**Instructions for the task:** Please convert the listing below, from its first line through the line containing "435, 228, 450]", into a JSON list of strings with one string per line, leaving out any blank lines.

**Source data:**
****

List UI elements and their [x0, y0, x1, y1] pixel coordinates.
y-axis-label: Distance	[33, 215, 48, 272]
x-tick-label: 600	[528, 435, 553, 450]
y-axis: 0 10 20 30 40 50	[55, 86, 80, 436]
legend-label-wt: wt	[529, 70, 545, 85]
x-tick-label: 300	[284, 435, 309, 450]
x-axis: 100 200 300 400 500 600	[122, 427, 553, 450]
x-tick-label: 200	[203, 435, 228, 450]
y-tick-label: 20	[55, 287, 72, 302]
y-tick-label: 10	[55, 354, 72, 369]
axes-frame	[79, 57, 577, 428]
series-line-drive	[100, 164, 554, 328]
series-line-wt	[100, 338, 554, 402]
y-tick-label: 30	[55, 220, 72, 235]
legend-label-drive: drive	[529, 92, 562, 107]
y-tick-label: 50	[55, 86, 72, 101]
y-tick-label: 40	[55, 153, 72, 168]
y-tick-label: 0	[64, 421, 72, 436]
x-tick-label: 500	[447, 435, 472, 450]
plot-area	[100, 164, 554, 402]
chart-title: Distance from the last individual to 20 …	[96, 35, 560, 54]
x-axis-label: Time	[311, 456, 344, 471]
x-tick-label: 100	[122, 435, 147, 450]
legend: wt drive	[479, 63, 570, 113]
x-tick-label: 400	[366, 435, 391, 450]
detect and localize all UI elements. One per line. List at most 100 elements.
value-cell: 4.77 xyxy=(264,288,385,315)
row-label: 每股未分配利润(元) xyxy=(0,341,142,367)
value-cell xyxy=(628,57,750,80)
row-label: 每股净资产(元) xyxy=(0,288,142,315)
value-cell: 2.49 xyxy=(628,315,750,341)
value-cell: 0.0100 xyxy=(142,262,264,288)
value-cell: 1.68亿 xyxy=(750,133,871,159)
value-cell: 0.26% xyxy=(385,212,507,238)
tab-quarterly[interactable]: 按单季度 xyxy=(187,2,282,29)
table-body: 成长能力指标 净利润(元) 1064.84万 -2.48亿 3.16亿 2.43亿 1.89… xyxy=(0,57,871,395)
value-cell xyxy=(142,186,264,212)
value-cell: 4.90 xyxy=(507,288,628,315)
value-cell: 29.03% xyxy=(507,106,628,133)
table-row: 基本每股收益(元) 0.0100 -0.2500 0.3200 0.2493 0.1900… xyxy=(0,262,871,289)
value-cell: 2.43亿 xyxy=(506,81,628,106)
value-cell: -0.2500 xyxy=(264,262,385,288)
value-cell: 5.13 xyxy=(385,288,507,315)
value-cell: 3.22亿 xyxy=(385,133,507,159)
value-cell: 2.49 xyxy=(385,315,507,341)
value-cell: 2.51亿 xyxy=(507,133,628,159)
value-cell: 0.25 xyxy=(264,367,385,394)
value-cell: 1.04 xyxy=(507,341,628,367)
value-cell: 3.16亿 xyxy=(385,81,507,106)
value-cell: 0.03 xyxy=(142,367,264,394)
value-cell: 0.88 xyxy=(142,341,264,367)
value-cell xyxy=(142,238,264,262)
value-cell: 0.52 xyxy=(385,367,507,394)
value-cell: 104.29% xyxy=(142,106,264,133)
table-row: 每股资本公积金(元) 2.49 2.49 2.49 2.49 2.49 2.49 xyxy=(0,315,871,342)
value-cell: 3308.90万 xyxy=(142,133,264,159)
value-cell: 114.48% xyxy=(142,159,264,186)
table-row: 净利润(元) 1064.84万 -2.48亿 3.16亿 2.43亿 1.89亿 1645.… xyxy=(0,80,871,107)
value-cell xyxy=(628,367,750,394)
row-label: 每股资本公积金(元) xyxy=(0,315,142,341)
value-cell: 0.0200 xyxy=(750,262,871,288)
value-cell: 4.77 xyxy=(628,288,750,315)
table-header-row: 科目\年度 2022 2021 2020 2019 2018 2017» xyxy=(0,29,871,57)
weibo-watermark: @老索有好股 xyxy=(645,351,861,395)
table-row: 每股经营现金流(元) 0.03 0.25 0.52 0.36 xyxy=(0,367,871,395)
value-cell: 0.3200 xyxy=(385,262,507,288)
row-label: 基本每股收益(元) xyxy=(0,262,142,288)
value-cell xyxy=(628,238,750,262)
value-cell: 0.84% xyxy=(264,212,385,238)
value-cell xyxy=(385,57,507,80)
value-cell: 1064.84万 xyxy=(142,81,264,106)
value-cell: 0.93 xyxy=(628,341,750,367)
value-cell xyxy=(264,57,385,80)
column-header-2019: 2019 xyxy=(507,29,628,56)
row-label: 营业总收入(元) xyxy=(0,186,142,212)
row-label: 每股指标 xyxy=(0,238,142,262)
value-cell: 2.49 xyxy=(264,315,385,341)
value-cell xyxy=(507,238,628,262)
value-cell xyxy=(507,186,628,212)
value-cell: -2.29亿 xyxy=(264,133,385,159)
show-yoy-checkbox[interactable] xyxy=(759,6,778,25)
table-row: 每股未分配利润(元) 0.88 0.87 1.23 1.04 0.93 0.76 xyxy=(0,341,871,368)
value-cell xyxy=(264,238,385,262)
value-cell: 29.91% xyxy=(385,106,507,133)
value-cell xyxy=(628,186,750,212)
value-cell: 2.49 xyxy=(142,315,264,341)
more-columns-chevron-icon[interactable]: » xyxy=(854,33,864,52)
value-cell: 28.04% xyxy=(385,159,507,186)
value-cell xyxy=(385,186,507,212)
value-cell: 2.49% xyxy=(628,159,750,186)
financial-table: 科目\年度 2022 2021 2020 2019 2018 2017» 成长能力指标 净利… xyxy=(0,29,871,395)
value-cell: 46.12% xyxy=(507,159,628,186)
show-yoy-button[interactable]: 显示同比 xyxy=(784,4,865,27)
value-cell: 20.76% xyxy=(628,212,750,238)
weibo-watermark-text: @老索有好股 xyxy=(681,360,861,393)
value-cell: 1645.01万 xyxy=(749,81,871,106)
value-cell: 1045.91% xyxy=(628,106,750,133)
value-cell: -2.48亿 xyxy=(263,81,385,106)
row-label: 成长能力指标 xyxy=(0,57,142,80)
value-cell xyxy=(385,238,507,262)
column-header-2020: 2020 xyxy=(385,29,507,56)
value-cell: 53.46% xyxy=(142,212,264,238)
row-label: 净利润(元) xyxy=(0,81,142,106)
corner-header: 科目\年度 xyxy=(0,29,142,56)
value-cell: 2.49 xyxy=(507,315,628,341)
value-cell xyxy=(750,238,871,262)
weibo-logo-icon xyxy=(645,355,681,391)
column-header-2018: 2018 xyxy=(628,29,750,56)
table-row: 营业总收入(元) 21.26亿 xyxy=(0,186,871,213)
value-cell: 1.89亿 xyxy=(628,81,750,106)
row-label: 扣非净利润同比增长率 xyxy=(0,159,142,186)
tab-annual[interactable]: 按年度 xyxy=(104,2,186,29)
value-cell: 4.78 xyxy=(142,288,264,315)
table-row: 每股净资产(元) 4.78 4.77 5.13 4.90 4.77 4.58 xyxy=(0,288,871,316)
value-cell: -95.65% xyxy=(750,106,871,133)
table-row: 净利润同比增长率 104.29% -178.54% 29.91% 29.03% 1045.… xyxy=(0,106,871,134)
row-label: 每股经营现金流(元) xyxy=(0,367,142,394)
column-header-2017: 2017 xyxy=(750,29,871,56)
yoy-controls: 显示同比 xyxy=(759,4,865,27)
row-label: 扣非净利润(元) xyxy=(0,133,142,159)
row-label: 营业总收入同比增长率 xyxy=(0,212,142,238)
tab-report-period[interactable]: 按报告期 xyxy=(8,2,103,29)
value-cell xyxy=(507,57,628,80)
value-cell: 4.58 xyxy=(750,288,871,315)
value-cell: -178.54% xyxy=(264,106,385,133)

****

**Response:**
[
  "List UI elements and their [x0, y0, x1, y1] pixel coordinates.",
  "y-axis-label: Distance\t[33, 215, 48, 272]",
  "x-tick-label: 600\t[528, 435, 553, 450]",
  "y-axis: 0 10 20 30 40 50\t[55, 86, 80, 436]",
  "legend-label-wt: wt\t[529, 70, 545, 85]",
  "x-tick-label: 300\t[284, 435, 309, 450]",
  "x-axis: 100 200 300 400 500 600\t[122, 427, 553, 450]",
  "x-tick-label: 200\t[203, 435, 228, 450]"
]